• _What is asked_
From the records below, pull each line that has "have".

• _Data extract_
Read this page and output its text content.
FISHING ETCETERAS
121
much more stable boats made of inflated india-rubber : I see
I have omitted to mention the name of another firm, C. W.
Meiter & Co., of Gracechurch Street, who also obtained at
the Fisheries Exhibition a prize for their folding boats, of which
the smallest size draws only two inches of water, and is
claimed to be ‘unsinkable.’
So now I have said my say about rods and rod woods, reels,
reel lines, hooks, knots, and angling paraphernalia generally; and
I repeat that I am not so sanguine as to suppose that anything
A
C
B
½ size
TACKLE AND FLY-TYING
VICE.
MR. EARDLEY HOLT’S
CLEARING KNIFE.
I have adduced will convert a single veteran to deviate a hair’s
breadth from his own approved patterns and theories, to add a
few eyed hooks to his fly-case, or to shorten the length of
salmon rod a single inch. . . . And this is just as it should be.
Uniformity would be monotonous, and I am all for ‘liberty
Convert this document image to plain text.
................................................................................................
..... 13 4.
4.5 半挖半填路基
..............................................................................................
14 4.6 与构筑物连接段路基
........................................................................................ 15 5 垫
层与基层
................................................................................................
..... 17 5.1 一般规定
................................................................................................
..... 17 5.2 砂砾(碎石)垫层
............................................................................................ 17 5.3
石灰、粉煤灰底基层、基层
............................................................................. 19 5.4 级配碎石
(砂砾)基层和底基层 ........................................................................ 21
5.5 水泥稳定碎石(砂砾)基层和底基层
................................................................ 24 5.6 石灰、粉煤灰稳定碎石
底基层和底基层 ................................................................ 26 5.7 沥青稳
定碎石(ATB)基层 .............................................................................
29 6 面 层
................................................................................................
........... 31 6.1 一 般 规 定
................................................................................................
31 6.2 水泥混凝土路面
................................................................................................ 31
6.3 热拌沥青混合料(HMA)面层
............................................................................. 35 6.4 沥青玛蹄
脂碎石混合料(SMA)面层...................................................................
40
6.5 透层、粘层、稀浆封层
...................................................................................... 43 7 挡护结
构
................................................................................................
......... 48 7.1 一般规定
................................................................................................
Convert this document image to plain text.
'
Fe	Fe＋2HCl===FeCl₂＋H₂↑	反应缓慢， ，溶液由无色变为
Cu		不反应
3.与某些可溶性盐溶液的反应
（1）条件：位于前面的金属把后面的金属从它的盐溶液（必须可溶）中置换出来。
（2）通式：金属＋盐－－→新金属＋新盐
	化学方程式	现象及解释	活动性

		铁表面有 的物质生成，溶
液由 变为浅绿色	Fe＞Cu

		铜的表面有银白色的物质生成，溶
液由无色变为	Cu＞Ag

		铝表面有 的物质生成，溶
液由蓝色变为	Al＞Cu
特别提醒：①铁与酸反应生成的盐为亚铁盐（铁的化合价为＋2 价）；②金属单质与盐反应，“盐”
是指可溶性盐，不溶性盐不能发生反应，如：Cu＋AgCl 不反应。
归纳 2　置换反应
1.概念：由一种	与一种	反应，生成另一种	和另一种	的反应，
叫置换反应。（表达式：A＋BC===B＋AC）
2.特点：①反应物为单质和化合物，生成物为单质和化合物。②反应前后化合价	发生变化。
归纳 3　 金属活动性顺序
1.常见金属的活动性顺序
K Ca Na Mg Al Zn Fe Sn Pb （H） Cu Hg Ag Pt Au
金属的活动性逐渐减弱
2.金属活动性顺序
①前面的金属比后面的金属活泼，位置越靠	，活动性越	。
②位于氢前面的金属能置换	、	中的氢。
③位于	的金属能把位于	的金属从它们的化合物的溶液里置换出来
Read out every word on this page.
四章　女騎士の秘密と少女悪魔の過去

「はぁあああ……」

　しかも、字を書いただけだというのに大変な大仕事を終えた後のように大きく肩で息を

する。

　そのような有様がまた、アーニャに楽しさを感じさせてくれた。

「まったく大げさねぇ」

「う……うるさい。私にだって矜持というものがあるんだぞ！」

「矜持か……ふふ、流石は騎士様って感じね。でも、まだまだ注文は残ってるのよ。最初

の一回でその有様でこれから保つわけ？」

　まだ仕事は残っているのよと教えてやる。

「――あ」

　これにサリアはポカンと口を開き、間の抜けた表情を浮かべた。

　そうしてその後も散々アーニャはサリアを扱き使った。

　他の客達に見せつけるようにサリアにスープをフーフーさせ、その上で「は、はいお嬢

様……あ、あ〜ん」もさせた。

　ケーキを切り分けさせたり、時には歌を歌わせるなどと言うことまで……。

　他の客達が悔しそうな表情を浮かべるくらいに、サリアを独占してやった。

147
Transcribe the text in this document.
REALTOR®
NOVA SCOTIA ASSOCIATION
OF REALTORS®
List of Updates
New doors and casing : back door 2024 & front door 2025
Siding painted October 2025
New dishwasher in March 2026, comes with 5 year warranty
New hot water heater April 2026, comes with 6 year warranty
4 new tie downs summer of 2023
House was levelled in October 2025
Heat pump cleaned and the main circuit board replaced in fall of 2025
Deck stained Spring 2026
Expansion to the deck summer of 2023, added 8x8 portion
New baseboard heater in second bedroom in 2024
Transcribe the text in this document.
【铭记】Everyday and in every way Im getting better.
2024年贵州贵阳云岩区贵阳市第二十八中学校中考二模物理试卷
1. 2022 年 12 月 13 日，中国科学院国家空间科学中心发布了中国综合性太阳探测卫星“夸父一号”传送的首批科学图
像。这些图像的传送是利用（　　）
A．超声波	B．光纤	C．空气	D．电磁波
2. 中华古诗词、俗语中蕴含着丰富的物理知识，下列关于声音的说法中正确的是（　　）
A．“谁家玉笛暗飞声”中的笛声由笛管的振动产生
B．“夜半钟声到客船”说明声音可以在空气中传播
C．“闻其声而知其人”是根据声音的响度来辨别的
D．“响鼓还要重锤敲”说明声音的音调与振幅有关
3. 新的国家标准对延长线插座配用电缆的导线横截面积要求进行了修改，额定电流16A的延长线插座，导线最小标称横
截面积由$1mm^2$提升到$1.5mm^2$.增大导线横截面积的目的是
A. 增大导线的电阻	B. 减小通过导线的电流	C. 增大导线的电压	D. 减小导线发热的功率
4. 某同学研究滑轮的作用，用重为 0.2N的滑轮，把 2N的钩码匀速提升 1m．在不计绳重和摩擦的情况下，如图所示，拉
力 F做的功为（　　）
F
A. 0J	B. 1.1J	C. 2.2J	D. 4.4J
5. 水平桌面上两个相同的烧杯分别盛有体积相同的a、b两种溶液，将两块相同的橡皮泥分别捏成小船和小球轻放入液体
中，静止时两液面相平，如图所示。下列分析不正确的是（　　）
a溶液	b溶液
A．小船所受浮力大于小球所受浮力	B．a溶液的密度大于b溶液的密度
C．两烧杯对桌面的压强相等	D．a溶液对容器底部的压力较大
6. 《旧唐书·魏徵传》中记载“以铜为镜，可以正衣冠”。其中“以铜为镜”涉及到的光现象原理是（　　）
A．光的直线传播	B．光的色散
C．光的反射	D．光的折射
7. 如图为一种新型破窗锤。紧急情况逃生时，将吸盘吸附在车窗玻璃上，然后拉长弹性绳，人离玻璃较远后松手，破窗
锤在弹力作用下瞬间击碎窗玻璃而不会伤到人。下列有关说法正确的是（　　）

• _The completed task_
I have omitted to mention the name of another firm, C. W.
So now I have said my say about rods and rod woods, reels,
I have adduced will convert a single veteran to deviate a hair’s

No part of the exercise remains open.